[Input rows]
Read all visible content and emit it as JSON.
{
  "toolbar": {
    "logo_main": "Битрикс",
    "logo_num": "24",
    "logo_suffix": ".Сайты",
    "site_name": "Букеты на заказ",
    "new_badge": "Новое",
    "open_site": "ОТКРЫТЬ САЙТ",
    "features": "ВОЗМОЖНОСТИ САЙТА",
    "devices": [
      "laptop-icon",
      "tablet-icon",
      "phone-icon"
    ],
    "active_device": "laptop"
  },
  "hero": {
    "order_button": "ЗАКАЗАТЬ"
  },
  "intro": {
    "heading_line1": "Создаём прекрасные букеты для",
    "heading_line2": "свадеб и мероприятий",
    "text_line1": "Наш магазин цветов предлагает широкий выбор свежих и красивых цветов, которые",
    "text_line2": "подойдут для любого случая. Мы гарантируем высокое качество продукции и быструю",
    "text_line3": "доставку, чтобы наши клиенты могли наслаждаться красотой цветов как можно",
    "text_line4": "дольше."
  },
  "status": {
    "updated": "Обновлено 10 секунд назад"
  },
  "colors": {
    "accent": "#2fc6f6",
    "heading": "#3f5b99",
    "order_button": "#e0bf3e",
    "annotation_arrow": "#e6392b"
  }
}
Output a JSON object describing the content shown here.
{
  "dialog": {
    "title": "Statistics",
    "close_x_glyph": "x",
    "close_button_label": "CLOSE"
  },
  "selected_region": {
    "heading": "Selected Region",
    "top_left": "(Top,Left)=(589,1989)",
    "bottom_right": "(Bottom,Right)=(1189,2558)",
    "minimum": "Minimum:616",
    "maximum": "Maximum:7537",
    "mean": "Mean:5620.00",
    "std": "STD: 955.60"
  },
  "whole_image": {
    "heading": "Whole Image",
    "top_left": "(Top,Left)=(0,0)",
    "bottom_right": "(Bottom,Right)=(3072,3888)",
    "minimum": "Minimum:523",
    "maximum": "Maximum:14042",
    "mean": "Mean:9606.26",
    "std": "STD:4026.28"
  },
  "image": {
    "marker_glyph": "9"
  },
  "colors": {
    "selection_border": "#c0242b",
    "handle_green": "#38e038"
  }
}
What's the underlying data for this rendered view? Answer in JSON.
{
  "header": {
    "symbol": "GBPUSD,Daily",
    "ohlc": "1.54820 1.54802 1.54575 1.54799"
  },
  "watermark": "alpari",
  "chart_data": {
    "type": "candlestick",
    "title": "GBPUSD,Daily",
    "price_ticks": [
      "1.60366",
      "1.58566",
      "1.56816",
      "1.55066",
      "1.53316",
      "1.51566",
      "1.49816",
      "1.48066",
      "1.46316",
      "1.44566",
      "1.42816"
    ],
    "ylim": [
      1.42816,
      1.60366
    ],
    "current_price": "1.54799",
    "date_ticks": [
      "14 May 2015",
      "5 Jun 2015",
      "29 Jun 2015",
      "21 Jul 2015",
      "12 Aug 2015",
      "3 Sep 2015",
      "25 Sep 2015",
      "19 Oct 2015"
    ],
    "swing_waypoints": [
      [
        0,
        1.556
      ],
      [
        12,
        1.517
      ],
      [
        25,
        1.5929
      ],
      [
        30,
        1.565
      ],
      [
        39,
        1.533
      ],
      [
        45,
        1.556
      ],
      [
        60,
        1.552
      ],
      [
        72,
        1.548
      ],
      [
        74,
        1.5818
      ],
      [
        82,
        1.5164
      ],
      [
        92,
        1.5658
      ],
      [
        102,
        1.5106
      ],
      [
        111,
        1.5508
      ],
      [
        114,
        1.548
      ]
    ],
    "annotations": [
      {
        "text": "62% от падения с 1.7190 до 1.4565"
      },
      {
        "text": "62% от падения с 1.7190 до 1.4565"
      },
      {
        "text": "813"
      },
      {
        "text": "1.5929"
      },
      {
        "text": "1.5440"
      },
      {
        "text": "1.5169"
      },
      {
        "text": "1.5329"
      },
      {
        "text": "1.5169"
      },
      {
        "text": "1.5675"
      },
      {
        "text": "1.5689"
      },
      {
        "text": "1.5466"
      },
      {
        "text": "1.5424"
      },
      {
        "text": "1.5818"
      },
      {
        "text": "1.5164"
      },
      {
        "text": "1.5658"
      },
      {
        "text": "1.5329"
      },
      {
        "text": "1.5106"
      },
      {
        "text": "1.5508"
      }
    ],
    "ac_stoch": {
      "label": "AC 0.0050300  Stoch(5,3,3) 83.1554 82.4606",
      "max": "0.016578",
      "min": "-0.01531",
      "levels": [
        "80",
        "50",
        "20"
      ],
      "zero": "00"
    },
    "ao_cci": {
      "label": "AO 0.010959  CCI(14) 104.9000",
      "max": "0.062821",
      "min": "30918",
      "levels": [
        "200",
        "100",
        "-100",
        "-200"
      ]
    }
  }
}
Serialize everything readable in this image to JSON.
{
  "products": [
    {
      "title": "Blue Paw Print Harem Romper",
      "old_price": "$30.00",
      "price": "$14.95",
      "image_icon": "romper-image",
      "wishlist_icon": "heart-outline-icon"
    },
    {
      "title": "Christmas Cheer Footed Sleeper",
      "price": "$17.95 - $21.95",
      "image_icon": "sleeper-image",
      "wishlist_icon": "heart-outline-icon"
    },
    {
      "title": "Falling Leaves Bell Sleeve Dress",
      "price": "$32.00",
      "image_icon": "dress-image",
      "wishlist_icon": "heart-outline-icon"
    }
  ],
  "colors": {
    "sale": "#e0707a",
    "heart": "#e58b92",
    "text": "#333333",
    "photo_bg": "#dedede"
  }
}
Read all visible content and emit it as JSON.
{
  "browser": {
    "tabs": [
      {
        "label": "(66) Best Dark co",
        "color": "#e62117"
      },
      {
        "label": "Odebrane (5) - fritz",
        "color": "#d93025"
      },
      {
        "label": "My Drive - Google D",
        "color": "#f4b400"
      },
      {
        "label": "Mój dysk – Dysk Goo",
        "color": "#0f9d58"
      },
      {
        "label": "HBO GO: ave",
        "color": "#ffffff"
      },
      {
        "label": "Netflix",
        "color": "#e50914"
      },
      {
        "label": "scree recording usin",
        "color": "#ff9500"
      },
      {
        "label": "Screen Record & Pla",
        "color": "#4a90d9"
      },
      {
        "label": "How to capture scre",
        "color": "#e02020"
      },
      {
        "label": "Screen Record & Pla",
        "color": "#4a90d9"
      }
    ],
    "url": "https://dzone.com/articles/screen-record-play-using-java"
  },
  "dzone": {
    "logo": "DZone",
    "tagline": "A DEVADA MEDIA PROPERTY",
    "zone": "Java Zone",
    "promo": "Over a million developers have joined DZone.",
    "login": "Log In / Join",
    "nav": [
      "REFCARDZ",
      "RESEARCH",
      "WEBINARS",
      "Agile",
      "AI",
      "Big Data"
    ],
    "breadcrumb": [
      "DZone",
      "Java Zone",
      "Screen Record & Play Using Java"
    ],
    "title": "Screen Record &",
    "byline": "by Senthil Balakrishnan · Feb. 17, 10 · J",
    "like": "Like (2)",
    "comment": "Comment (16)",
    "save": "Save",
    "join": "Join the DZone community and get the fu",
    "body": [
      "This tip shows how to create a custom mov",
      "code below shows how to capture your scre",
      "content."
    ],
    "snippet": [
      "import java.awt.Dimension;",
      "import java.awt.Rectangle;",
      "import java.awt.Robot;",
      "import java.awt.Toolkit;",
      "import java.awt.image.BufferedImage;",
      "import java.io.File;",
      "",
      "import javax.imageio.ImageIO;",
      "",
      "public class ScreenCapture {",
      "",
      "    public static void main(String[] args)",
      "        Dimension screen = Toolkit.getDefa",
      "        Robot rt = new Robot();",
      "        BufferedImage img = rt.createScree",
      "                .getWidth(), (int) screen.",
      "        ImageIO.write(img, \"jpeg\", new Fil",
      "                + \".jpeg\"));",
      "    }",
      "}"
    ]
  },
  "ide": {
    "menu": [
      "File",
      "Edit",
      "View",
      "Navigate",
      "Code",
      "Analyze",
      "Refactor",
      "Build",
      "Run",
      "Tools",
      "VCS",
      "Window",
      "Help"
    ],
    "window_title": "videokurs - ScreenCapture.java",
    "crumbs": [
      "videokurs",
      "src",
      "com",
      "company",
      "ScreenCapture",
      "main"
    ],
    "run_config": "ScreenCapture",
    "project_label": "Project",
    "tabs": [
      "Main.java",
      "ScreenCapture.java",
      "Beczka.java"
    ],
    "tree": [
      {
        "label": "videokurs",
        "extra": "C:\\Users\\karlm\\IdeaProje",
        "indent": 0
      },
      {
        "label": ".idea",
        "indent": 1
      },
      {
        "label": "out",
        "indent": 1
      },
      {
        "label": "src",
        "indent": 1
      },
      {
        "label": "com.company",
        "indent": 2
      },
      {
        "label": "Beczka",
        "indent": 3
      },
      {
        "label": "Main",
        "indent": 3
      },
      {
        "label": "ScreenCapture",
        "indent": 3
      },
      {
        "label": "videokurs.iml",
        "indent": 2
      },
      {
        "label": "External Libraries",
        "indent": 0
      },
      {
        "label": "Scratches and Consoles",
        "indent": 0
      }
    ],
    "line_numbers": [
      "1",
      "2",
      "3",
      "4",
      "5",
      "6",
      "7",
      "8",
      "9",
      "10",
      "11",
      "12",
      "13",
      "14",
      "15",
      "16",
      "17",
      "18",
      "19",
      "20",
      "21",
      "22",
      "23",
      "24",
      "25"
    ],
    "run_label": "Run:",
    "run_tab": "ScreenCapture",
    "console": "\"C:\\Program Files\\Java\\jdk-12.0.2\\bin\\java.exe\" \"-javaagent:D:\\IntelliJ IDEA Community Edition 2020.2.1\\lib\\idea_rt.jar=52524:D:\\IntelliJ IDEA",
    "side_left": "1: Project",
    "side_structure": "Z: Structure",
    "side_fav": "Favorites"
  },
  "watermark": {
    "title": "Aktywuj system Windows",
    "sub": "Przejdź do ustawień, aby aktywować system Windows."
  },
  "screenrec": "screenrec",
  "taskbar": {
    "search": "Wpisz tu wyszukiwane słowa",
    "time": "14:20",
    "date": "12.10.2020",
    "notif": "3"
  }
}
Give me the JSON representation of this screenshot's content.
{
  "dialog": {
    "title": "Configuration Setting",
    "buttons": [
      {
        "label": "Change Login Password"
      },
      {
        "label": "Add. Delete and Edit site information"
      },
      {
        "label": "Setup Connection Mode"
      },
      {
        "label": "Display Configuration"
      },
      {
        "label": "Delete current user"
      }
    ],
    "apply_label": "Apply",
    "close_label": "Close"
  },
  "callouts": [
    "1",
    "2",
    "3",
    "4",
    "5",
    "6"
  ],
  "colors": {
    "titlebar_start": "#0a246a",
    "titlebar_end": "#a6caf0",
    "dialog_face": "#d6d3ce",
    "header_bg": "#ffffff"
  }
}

[Objective] Copy every line of the listing containing the string "maximum".

[Answer to this exercise]
    "maximum": "Maximum:7537",
    "maximum": "Maximum:14042",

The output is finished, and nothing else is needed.